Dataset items
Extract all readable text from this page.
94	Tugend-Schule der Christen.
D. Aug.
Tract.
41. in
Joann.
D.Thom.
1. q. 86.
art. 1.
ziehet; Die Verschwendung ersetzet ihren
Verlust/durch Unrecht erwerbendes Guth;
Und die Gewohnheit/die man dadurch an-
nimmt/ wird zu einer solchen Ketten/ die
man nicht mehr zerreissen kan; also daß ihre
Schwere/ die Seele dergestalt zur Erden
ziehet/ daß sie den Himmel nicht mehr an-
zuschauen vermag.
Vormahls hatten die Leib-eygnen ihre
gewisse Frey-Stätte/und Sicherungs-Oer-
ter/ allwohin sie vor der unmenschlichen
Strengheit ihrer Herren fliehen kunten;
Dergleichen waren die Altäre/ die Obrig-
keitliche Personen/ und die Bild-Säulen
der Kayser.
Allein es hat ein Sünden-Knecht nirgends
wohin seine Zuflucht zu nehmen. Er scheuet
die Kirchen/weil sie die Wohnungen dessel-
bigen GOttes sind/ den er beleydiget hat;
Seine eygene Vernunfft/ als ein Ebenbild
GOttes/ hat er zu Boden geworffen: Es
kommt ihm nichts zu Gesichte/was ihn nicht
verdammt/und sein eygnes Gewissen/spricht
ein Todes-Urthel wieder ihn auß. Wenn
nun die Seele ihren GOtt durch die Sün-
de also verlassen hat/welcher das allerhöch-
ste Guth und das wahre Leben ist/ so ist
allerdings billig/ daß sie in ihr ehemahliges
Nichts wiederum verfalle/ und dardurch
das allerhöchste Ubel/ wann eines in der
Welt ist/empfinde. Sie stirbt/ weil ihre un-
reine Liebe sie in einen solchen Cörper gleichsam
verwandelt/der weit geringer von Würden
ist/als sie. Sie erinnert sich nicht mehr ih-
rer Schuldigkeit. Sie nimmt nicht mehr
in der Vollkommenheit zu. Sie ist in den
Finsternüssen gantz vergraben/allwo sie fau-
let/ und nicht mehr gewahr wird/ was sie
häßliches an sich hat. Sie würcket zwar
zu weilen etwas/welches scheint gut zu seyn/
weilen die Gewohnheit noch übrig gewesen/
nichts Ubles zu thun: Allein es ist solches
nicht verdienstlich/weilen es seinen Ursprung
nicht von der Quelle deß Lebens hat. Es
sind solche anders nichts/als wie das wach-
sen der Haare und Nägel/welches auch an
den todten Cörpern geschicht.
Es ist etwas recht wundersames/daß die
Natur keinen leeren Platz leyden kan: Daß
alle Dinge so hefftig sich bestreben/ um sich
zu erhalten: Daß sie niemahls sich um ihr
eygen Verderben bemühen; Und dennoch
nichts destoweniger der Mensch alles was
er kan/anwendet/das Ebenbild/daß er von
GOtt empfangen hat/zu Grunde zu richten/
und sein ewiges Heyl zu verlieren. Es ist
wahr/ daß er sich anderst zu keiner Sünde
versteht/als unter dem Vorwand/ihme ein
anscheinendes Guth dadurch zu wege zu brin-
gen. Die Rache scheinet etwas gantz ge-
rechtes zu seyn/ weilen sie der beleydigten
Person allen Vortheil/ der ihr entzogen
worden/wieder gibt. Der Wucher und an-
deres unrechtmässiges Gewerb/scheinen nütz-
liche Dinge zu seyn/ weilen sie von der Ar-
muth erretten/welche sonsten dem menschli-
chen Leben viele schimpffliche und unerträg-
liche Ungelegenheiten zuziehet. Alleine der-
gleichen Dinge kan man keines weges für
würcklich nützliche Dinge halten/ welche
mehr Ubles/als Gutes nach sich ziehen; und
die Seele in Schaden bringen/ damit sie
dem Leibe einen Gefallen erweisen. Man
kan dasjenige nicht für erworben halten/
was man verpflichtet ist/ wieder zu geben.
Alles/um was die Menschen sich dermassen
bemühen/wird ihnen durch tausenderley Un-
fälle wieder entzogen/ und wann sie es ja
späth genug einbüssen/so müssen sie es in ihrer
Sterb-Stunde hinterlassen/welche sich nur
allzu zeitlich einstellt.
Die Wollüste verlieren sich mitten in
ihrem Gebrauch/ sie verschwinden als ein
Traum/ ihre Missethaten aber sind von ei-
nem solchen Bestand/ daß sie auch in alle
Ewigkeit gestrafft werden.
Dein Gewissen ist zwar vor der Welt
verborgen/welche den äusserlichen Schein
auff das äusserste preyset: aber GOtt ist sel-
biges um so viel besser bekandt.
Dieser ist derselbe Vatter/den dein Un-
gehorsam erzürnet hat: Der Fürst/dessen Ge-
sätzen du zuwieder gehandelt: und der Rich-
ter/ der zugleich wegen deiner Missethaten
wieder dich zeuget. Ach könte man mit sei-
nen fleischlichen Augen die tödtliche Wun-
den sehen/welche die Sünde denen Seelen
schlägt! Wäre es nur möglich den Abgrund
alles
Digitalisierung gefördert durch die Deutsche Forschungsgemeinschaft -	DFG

> **What is needed**: All of the lines above must be returned exactly.

> **Finished task**:
Extract all readable text from this page.
94	Tugend-Schule der Christen.
D. Aug.
Tract.
41. in
Joann.
D.Thom.
1. q. 86.
art. 1.
ziehet; Die Verschwendung ersetzet ihren
Verlust/durch Unrecht erwerbendes Guth;
Und die Gewohnheit/die man dadurch an-
nimmt/ wird zu einer solchen Ketten/ die
man nicht mehr zerreissen kan; also daß ihre
Schwere/ die Seele dergestalt zur Erden
ziehet/ daß sie den Himmel nicht mehr an-
zuschauen vermag.
Vormahls hatten die Leib-eygnen ihre
gewisse Frey-Stätte/und Sicherungs-Oer-
ter/ allwohin sie vor der unmenschlichen
Strengheit ihrer Herren fliehen kunten;
Dergleichen waren die Altäre/ die Obrig-
keitliche Personen/ und die Bild-Säulen
der Kayser.
Allein es hat ein Sünden-Knecht nirgends
wohin seine Zuflucht zu nehmen. Er scheuet
die Kirchen/weil sie die Wohnungen dessel-
bigen GOttes sind/ den er beleydiget hat;
Seine eygene Vernunfft/ als ein Ebenbild
GOttes/ hat er zu Boden geworffen: Es
kommt ihm nichts zu Gesichte/was ihn nicht
verdammt/und sein eygnes Gewissen/spricht
ein Todes-Urthel wieder ihn auß. Wenn
nun die Seele ihren GOtt durch die Sün-
de also verlassen hat/welcher das allerhöch-
ste Guth und das wahre Leben ist/ so ist
allerdings billig/ daß sie in ihr ehemahliges
Nichts wiederum verfalle/ und dardurch
das allerhöchste Ubel/ wann eines in der
Welt ist/empfinde. Sie stirbt/ weil ihre un-
reine Liebe sie in einen solchen Cörper gleichsam
verwandelt/der weit geringer von Würden
ist/als sie. Sie erinnert sich nicht mehr ih-
rer Schuldigkeit. Sie nimmt nicht mehr
in der Vollkommenheit zu. Sie ist in den
Finsternüssen gantz vergraben/allwo sie fau-
let/ und nicht mehr gewahr wird/ was sie
häßliches an sich hat. Sie würcket zwar
zu weilen etwas/welches scheint gut zu seyn/
weilen die Gewohnheit noch übrig gewesen/
nichts Ubles zu thun: Allein es ist solches
nicht verdienstlich/weilen es seinen Ursprung
nicht von der Quelle deß Lebens hat. Es
sind solche anders nichts/als wie das wach-
sen der Haare und Nägel/welches auch an
den todten Cörpern geschicht.
Es ist etwas recht wundersames/daß die
Natur keinen leeren Platz leyden kan: Daß
alle Dinge so hefftig sich bestreben/ um sich
zu erhalten: Daß sie niemahls sich um ihr
eygen Verderben bemühen; Und dennoch
nichts destoweniger der Mensch alles was
er kan/anwendet/das Ebenbild/daß er von
GOtt empfangen hat/zu Grunde zu richten/
und sein ewiges Heyl zu verlieren. Es ist
wahr/ daß er sich anderst zu keiner Sünde
versteht/als unter dem Vorwand/ihme ein
anscheinendes Guth dadurch zu wege zu brin-
gen. Die Rache scheinet etwas gantz ge-
rechtes zu seyn/ weilen sie der beleydigten
Person allen Vortheil/ der ihr entzogen
worden/wieder gibt. Der Wucher und an-
deres unrechtmässiges Gewerb/scheinen nütz-
liche Dinge zu seyn/ weilen sie von der Ar-
muth erretten/welche sonsten dem menschli-
chen Leben viele schimpffliche und unerträg-
liche Ungelegenheiten zuziehet. Alleine der-
gleichen Dinge kan man keines weges für
würcklich nützliche Dinge halten/ welche
mehr Ubles/als Gutes nach sich ziehen; und
die Seele in Schaden bringen/ damit sie
dem Leibe einen Gefallen erweisen. Man
kan dasjenige nicht für erworben halten/
was man verpflichtet ist/ wieder zu geben.
Alles/um was die Menschen sich dermassen
bemühen/wird ihnen durch tausenderley Un-
fälle wieder entzogen/ und wann sie es ja
späth genug einbüssen/so müssen sie es in ihrer
Sterb-Stunde hinterlassen/welche sich nur
allzu zeitlich einstellt.
Die Wollüste verlieren sich mitten in
ihrem Gebrauch/ sie verschwinden als ein
Traum/ ihre Missethaten aber sind von ei-
nem solchen Bestand/ daß sie auch in alle
Ewigkeit gestrafft werden.
Dein Gewissen ist zwar vor der Welt
verborgen/welche den äusserlichen Schein
auff das äusserste preyset: aber GOtt ist sel-
biges um so viel besser bekandt.
Dieser ist derselbe Vatter/den dein Un-
gehorsam erzürnet hat: Der Fürst/dessen Ge-
sätzen du zuwieder gehandelt: und der Rich-
ter/ der zugleich wegen deiner Missethaten
wieder dich zeuget. Ach könte man mit sei-
nen fleischlichen Augen die tödtliche Wun-
den sehen/welche die Sünde denen Seelen
schlägt! Wäre es nur möglich den Abgrund
alles
Digitalisierung gefördert durch die Deutsche Forschungsgemeinschaft -	DFG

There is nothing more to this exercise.